━━━━━ Supplied information ━━━━━

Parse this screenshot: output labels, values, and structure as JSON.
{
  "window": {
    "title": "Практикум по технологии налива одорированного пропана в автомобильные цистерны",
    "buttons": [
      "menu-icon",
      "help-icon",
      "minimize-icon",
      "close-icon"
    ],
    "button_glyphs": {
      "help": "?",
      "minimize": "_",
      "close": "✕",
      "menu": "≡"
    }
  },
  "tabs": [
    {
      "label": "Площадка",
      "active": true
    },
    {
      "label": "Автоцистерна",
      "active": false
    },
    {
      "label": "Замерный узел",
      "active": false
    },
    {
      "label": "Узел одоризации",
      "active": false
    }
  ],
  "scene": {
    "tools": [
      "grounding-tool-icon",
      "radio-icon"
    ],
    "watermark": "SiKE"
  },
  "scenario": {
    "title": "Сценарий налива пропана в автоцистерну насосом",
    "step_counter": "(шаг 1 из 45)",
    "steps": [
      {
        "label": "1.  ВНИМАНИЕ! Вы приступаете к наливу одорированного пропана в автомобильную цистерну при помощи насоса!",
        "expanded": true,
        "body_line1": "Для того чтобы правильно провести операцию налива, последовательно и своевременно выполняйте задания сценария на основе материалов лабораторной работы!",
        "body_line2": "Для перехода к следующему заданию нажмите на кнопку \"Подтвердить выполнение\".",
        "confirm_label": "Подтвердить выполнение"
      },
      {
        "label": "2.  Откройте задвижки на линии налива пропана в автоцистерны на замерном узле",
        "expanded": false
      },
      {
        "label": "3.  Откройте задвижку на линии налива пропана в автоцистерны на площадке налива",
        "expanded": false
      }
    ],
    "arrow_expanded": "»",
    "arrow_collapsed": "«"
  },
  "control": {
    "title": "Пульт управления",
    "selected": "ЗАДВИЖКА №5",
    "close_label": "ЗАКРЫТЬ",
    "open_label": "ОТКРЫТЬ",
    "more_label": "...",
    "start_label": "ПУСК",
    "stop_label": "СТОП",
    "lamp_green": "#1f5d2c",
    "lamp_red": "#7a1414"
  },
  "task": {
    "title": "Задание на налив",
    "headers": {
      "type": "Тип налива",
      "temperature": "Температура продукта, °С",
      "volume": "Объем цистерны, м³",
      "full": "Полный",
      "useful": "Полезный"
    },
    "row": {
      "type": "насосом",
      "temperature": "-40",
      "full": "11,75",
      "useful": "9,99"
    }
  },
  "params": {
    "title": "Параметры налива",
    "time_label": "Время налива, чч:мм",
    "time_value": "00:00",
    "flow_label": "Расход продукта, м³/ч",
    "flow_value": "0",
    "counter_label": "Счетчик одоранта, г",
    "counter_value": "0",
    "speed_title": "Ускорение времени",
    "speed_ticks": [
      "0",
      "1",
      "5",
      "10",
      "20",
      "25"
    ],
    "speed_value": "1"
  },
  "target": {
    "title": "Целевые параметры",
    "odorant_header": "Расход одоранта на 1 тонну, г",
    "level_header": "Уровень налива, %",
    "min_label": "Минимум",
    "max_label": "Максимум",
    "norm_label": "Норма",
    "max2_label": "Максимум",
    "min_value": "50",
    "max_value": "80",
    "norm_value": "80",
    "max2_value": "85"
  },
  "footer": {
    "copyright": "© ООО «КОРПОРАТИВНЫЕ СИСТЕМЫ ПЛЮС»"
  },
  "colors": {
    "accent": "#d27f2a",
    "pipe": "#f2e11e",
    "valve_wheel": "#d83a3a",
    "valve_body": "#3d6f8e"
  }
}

━━━━━

Do this -> Nothing may be left out: return each entry exactly as it reads.

Complete response ->
Parse this screenshot: output labels, values, and structure as JSON.
{
  "window": {
    "title": "Практикум по технологии налива одорированного пропана в автомобильные цистерны",
    "buttons": [
      "menu-icon",
      "help-icon",
      "minimize-icon",
      "close-icon"
    ],
    "button_glyphs": {
      "help": "?",
      "minimize": "_",
      "close": "✕",
      "menu": "≡"
    }
  },
  "tabs": [
    {
      "label": "Площадка",
      "active": true
    },
    {
      "label": "Автоцистерна",
      "active": false
    },
    {
      "label": "Замерный узел",
      "active": false
    },
    {
      "label": "Узел одоризации",
      "active": false
    }
  ],
  "scene": {
    "tools": [
      "grounding-tool-icon",
      "radio-icon"
    ],
    "watermark": "SiKE"
  },
  "scenario": {
    "title": "Сценарий налива пропана в автоцистерну насосом",
    "step_counter": "(шаг 1 из 45)",
    "steps": [
      {
        "label": "1.  ВНИМАНИЕ! Вы приступаете к наливу одорированного пропана в автомобильную цистерну при помощи насоса!",
        "expanded": true,
        "body_line1": "Для того чтобы правильно провести операцию налива, последовательно и своевременно выполняйте задания сценария на основе материалов лабораторной работы!",
        "body_line2": "Для перехода к следующему заданию нажмите на кнопку \"Подтвердить выполнение\".",
        "confirm_label": "Подтвердить выполнение"
      },
      {
        "label": "2.  Откройте задвижки на линии налива пропана в автоцистерны на замерном узле",
        "expanded": false
      },
      {
        "label": "3.  Откройте задвижку на линии налива пропана в автоцистерны на площадке налива",
        "expanded": false
      }
    ],
    "arrow_expanded": "»",
    "arrow_collapsed": "«"
  },
  "control": {
    "title": "Пульт управления",
    "selected": "ЗАДВИЖКА №5",
    "close_label": "ЗАКРЫТЬ",
    "open_label": "ОТКРЫТЬ",
    "more_label": "...",
    "start_label": "ПУСК",
    "stop_label": "СТОП",
    "lamp_green": "#1f5d2c",
    "lamp_red": "#7a1414"
  },
  "task": {
    "title": "Задание на налив",
    "headers": {
      "type": "Тип налива",
      "temperature": "Температура продукта, °С",
      "volume": "Объем цистерны, м³",
      "full": "Полный",
      "useful": "Полезный"
    },
    "row": {
      "type": "насосом",
      "temperature": "-40",
      "full": "11,75",
      "useful": "9,99"
    }
  },
  "params": {
    "title": "Параметры налива",
    "time_label": "Время налива, чч:мм",
    "time_value": "00:00",
    "flow_label": "Расход продукта, м³/ч",
    "flow_value": "0",
    "counter_label": "Счетчик одоранта, г",
    "counter_value": "0",
    "speed_title": "Ускорение времени",
    "speed_ticks": [
      "0",
      "1",
      "5",
      "10",
      "20",
      "25"
    ],
    "speed_value": "1"
  },
  "target": {
    "title": "Целевые параметры",
    "odorant_header": "Расход одоранта на 1 тонну, г",
    "level_header": "Уровень налива, %",
    "min_label": "Минимум",
    "max_label": "Максимум",
    "norm_label": "Норма",
    "max2_label": "Максимум",
    "min_value": "50",
    "max_value": "80",
    "norm_value": "80",
    "max2_value": "85"
  },
  "footer": {
    "copyright": "© ООО «КОРПОРАТИВНЫЕ СИСТЕМЫ ПЛЮС»"
  },
  "colors": {
    "accent": "#d27f2a",
    "pipe": "#f2e11e",
    "valve_wheel": "#d83a3a",
    "valve_body": "#3d6f8e"
  }
}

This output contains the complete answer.